— Start of Given data —

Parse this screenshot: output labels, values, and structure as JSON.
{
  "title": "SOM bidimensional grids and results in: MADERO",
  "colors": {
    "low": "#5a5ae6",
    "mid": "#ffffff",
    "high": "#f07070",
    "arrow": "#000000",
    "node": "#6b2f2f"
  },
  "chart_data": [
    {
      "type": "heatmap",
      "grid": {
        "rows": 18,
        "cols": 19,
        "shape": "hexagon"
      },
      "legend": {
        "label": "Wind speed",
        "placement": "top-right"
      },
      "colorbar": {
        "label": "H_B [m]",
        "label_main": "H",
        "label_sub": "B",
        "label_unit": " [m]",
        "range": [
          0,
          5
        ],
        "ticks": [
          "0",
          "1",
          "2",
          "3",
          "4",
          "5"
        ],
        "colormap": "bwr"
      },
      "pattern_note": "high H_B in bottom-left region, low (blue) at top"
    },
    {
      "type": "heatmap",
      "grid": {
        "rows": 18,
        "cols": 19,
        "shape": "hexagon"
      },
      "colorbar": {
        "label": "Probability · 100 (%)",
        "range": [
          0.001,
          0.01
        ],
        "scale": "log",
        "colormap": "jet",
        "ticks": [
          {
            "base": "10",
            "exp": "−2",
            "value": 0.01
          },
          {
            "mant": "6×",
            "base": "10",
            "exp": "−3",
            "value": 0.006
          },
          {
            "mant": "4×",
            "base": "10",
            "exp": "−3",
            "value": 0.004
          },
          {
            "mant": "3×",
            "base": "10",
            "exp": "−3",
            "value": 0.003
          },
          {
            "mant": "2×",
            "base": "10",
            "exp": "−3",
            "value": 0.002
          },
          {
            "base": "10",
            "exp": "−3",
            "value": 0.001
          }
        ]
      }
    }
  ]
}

— End of Given data —

_Given task_
Repeat the material above in full, keeping every word.

_Final answer_
Parse this screenshot: output labels, values, and structure as JSON.
{
  "title": "SOM bidimensional grids and results in: MADERO",
  "colors": {
    "low": "#5a5ae6",
    "mid": "#ffffff",
    "high": "#f07070",
    "arrow": "#000000",
    "node": "#6b2f2f"
  },
  "chart_data": [
    {
      "type": "heatmap",
      "grid": {
        "rows": 18,
        "cols": 19,
        "shape": "hexagon"
      },
      "legend": {
        "label": "Wind speed",
        "placement": "top-right"
      },
      "colorbar": {
        "label": "H_B [m]",
        "label_main": "H",
        "label_sub": "B",
        "label_unit": " [m]",
        "range": [
          0,
          5
        ],
        "ticks": [
          "0",
          "1",
          "2",
          "3",
          "4",
          "5"
        ],
        "colormap": "bwr"
      },
      "pattern_note": "high H_B in bottom-left region, low (blue) at top"
    },
    {
      "type": "heatmap",
      "grid": {
        "rows": 18,
        "cols": 19,
        "shape": "hexagon"
      },
      "colorbar": {
        "label": "Probability · 100 (%)",
        "range": [
          0.001,
          0.01
        ],
        "scale": "log",
        "colormap": "jet",
        "ticks": [
          {
            "base": "10",
            "exp": "−2",
            "value": 0.01
          },
          {
            "mant": "6×",
            "base": "10",
            "exp": "−3",
            "value": 0.006
          },
          {
            "mant": "4×",
            "base": "10",
            "exp": "−3",
            "value": 0.004
          },
          {
            "mant": "3×",
            "base": "10",
            "exp": "−3",
            "value": 0.003
          },
          {
            "mant": "2×",
            "base": "10",
            "exp": "−3",
            "value": 0.002
          },
          {
            "base": "10",
            "exp": "−3",
            "value": 0.001
          }
        ]
      }
    }
  ]
}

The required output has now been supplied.